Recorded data
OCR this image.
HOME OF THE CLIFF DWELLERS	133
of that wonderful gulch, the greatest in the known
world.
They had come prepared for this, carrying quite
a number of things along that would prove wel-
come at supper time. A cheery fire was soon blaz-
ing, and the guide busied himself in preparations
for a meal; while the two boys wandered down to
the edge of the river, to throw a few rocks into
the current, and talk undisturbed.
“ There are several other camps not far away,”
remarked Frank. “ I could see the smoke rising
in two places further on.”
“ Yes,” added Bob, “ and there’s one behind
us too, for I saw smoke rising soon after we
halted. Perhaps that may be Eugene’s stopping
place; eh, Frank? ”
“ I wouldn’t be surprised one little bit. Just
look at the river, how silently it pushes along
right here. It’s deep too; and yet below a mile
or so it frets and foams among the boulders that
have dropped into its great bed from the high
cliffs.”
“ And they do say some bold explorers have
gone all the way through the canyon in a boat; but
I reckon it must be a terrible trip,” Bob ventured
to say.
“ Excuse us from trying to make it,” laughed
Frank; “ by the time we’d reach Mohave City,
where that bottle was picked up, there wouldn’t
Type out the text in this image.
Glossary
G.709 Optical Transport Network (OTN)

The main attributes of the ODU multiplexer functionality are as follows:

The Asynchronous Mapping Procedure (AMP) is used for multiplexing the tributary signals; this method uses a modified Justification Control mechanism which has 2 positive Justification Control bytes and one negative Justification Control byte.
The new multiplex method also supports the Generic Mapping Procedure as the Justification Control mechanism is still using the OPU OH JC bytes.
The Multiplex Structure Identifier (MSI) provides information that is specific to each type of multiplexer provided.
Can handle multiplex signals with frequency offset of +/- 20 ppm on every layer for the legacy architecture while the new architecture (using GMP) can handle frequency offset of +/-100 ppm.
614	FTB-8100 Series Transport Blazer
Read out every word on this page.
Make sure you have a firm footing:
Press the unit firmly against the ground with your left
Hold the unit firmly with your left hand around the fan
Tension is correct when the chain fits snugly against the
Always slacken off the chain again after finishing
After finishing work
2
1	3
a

### Exercise
Write every line of the material above again, exactly.

### Task response
OCR this image.
HOME OF THE CLIFF DWELLERS	133
of that wonderful gulch, the greatest in the known
world.
They had come prepared for this, carrying quite
a number of things along that would prove wel-
come at supper time. A cheery fire was soon blaz-
ing, and the guide busied himself in preparations
for a meal; while the two boys wandered down to
the edge of the river, to throw a few rocks into
the current, and talk undisturbed.
“ There are several other camps not far away,”
remarked Frank. “ I could see the smoke rising
in two places further on.”
“ Yes,” added Bob, “ and there’s one behind
us too, for I saw smoke rising soon after we
halted. Perhaps that may be Eugene’s stopping
place; eh, Frank? ”
“ I wouldn’t be surprised one little bit. Just
look at the river, how silently it pushes along
right here. It’s deep too; and yet below a mile
or so it frets and foams among the boulders that
have dropped into its great bed from the high
cliffs.”
“ And they do say some bold explorers have
gone all the way through the canyon in a boat; but
I reckon it must be a terrible trip,” Bob ventured
to say.
“ Excuse us from trying to make it,” laughed
Frank; “ by the time we’d reach Mohave City,
where that bottle was picked up, there wouldn’t
Type out the text in this image.
Glossary
G.709 Optical Transport Network (OTN)

The main attributes of the ODU multiplexer functionality are as follows:

The Asynchronous Mapping Procedure (AMP) is used for multiplexing the tributary signals; this method uses a modified Justification Control mechanism which has 2 positive Justification Control bytes and one negative Justification Control byte.
The new multiplex method also supports the Generic Mapping Procedure as the Justification Control mechanism is still using the OPU OH JC bytes.
The Multiplex Structure Identifier (MSI) provides information that is specific to each type of multiplexer provided.
Can handle multiplex signals with frequency offset of +/- 20 ppm on every layer for the legacy architecture while the new architecture (using GMP) can handle frequency offset of +/-100 ppm.
614	FTB-8100 Series Transport Blazer
Read out every word on this page.
Make sure you have a firm footing:
Press the unit firmly against the ground with your left
Hold the unit firmly with your left hand around the fan
Tension is correct when the chain fits snugly against the
Always slacken off the chain again after finishing
After finishing work
2
1	3
a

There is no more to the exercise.